**EXERCISE GOAL**
Put the data from the line with "legend-row: 11Diesel engine: [286, 341, 472, 352]" to the line with "page-number: 040-17: [438, 680, 472, 692]" into a Markdown table with a Row column holding the row number and a Line column holding the line. Leave out blank lines.

**MATERIAL FOR THIS EXERCISE**
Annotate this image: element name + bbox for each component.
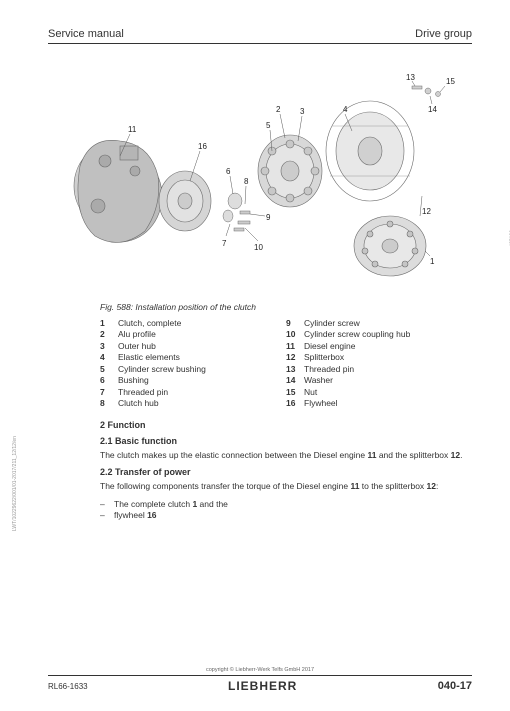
legend-row: 11Diesel engine: [286, 341, 472, 352]
brand-logo: LIEBHERR: [228, 679, 297, 693]
legend-row: 14Washer: [286, 375, 472, 386]
svg-text:9: 9: [266, 213, 271, 222]
legend-row: 15Nut: [286, 387, 472, 398]
svg-text:14: 14: [428, 105, 437, 114]
section-2-2: 2.2 Transfer of power: [100, 467, 472, 477]
legend-row: 8Clutch hub: [100, 398, 286, 409]
legend-row: 6Bushing: [100, 375, 286, 386]
legend-row: 2Alu profile: [100, 329, 286, 340]
legend-row: 16Flywheel: [286, 398, 472, 409]
svg-text:15: 15: [446, 77, 455, 86]
page-number: 040-17: [438, 680, 472, 692]
text-2-1: The clutch makes up the elastic connecti…: [100, 450, 472, 461]
figure-caption: Fig. 588: Installation position of the c…: [100, 302, 472, 312]
svg-text:1: 1: [430, 257, 435, 266]
exploded-diagram: 11 16 2 3 4 5 6 7 8 9 10 12 1 13 14 15: [48, 56, 472, 296]
svg-text:12: 12: [422, 207, 431, 216]
svg-text:11: 11: [128, 125, 137, 134]
legend-row: 3Outer hub: [100, 341, 286, 352]
svg-text:16: 16: [198, 142, 207, 151]
legend-row: 9Cylinder screw: [286, 318, 472, 329]
legend-row: 12Splitterbox: [286, 352, 472, 363]
parts-legend: 1Clutch, complete2Alu profile3Outer hub4…: [100, 318, 472, 410]
copyright: copyright © Liebherr-Werk Telfs GmbH 201…: [48, 667, 472, 673]
doc-number: RL66-1633: [48, 682, 88, 691]
svg-text:5: 5: [266, 121, 271, 130]
legend-row: 7Threaded pin: [100, 387, 286, 398]
bullet-item: –The complete clutch 1 and the: [100, 499, 472, 510]
bullet-list: –The complete clutch 1 and the–flywheel …: [100, 499, 472, 522]
svg-text:7: 7: [222, 239, 227, 248]
section-2-1: 2.1 Basic function: [100, 436, 472, 446]
legend-row: 1Clutch, complete: [100, 318, 286, 329]
bullet-item: –flywheel 16: [100, 510, 472, 521]
svg-text:4: 4: [343, 105, 348, 114]
text-2-2: The following components transfer the to…: [100, 481, 472, 492]
section-2: 2 Function: [100, 420, 472, 430]
vertical-code: LWT/10229622/001/01-2017/211_12/12/en: [12, 436, 18, 531]
header-right: Drive group: [415, 28, 472, 40]
header-left: Service manual: [48, 28, 124, 40]
legend-row: 5Cylinder screw bushing: [100, 364, 286, 375]
svg-text:3: 3: [300, 107, 305, 116]
legend-row: 10Cylinder screw coupling hub: [286, 329, 472, 340]
legend-row: 13Threaded pin: [286, 364, 472, 375]
svg-text:8: 8: [244, 177, 249, 186]
svg-text:13: 13: [406, 73, 415, 82]
svg-text:10: 10: [254, 243, 263, 252]
svg-text:2: 2: [276, 105, 281, 114]
legend-row: 4Elastic elements: [100, 352, 286, 363]
svg-text:6: 6: [226, 167, 231, 176]
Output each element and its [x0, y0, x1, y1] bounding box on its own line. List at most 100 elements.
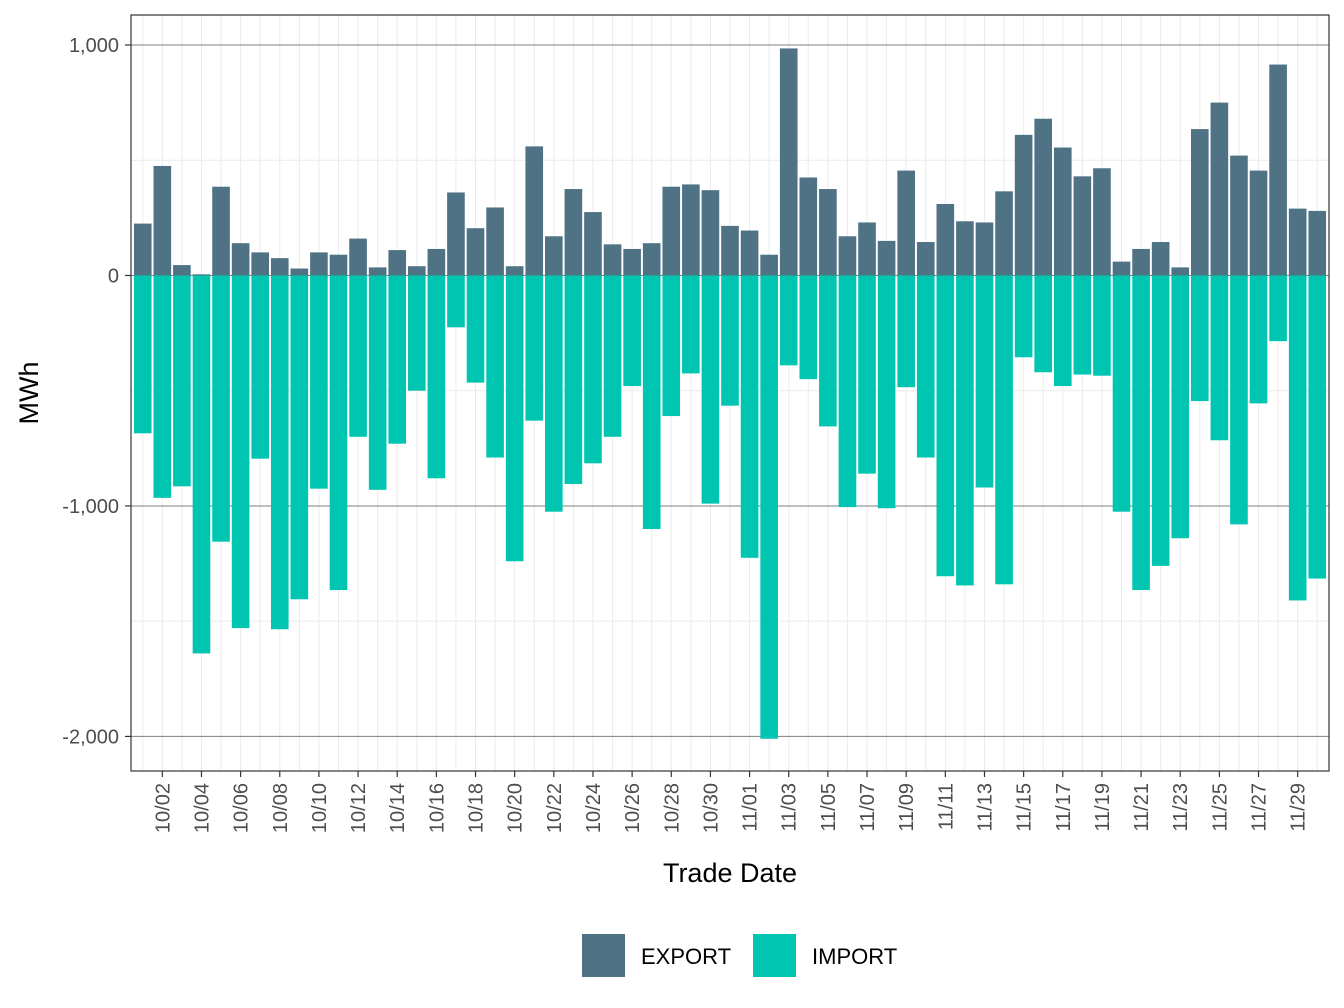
x-tick-label: 11/11 [935, 783, 957, 830]
bar-import [779, 275, 798, 366]
bar-export [407, 266, 426, 276]
bar-export [212, 186, 230, 276]
y-tick-label: -1,000 [62, 496, 119, 518]
legend-label-export: EXPORT [641, 944, 731, 969]
bar-import [1112, 275, 1131, 512]
bar-export [427, 248, 446, 276]
x-tick-label: 10/06 [231, 783, 253, 833]
bar-export [838, 236, 857, 276]
bar-import [407, 275, 426, 391]
bar-import [388, 275, 407, 444]
x-tick-label: 11/03 [779, 783, 801, 832]
bar-export [447, 192, 465, 276]
bar-import [936, 275, 955, 577]
bar-import [447, 275, 465, 328]
bar-import [1053, 275, 1072, 387]
x-tick-label: 10/22 [544, 783, 566, 833]
bar-export [388, 250, 407, 276]
bar-export [133, 223, 152, 276]
bar-import [505, 275, 524, 562]
bar-import [1093, 275, 1111, 376]
x-axis-title: Trade Date [663, 858, 797, 888]
bar-export [682, 184, 700, 276]
x-tick-label: 10/18 [466, 783, 488, 833]
x-tick-label: 10/02 [152, 783, 174, 833]
bar-import [995, 275, 1013, 585]
bar-import [877, 275, 896, 509]
bar-export [819, 189, 837, 276]
x-tick-label: 11/25 [1209, 783, 1231, 832]
plot-border [130, 14, 1330, 772]
bar-export [310, 252, 328, 276]
y-tick-label: 1,000 [69, 35, 119, 57]
bar-import [799, 275, 818, 380]
bar-export [1053, 147, 1072, 276]
bar-import [1151, 275, 1170, 566]
bar-export [799, 177, 818, 276]
bar-export [1230, 155, 1248, 276]
x-tick-label: 11/27 [1249, 783, 1271, 832]
bar-export [1288, 208, 1307, 276]
bar-import [368, 275, 387, 490]
x-tick-label: 11/05 [818, 783, 840, 832]
bar-export [251, 252, 270, 276]
bar-import [486, 275, 504, 458]
bar-import [231, 275, 250, 629]
bar-import [682, 275, 700, 374]
bar-export [270, 258, 289, 276]
bar-export [642, 243, 661, 276]
bar-import [819, 275, 837, 427]
legend-label-import: IMPORT [812, 944, 897, 969]
bar-import [329, 275, 348, 591]
bar-import [721, 275, 739, 406]
bar-export [505, 266, 524, 276]
bar-import [897, 275, 915, 388]
y-tick-label: -2,000 [62, 726, 119, 748]
bar-import [564, 275, 583, 485]
bar-export [701, 190, 720, 276]
bar-import [310, 275, 328, 489]
y-axis-title: MWh [14, 362, 44, 425]
bar-import [1249, 275, 1268, 404]
bar-import [623, 275, 641, 387]
bar-import [427, 275, 446, 479]
bar-export [1308, 210, 1327, 276]
bar-import [1288, 275, 1307, 601]
bar-import [916, 275, 935, 458]
bar-export [897, 170, 915, 276]
x-tick-label: 10/10 [309, 783, 331, 833]
x-tick-label: 11/13 [974, 783, 996, 832]
y-tick-label: 0 [108, 265, 119, 287]
bar-export [584, 212, 602, 276]
bar-export [603, 244, 622, 276]
bar-export [329, 254, 348, 276]
bar-import [153, 275, 172, 498]
bar-export [290, 268, 309, 276]
bar-import [975, 275, 994, 488]
bar-import [1210, 275, 1229, 441]
bar-export [1093, 168, 1111, 276]
bar-import [1190, 275, 1209, 402]
bar-import [173, 275, 191, 487]
bar-export [858, 222, 876, 276]
bar-export [349, 238, 367, 276]
bar-import [838, 275, 857, 508]
legend-swatch-import [753, 934, 796, 977]
bar-import [212, 275, 230, 542]
bar-import [956, 275, 974, 586]
x-tick-label: 11/01 [740, 783, 762, 832]
bar-import [701, 275, 720, 504]
bar-import [545, 275, 563, 512]
bar-export [564, 189, 583, 276]
bar-export [192, 274, 211, 276]
bar-import [642, 275, 661, 529]
bar-export [231, 243, 250, 276]
bar-import [603, 275, 622, 437]
bar-import [133, 275, 152, 434]
bar-export [740, 230, 759, 276]
bar-import [466, 275, 485, 383]
x-tick-label: 10/20 [505, 783, 527, 833]
bar-export [153, 165, 172, 276]
x-tick-label: 10/30 [700, 783, 722, 833]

**RESULT OF THIS EXERCISE**
| Row | Line |
|---|---|
| 1 | legend-row: 11Diesel engine: [286, 341, 472, 352] |
| 2 | brand-logo: LIEBHERR: [228, 679, 297, 693] |
| 3 | legend-row: 14Washer: [286, 375, 472, 386] |
| 4 | svg-text:9: 9: [266, 213, 271, 222] |
| 5 | legend-row: 15Nut: [286, 387, 472, 398] |
| 6 | svg-text:14: 14: [428, 105, 437, 114] |
| 7 | section-2-2: 2.2 Transfer of power: [100, 467, 472, 477] |
| 8 | legend-row: 8Clutch hub: [100, 398, 286, 409] |
| 9 | legend-row: 6Bushing: [100, 375, 286, 386] |
| 10 | legend-row: 2Alu profile: [100, 329, 286, 340] |
| 11 | legend-row: 16Flywheel: [286, 398, 472, 409] |
| 12 | svg-text:15: 15: [446, 77, 455, 86] |
| 13 | page-number: 040-17: [438, 680, 472, 692] |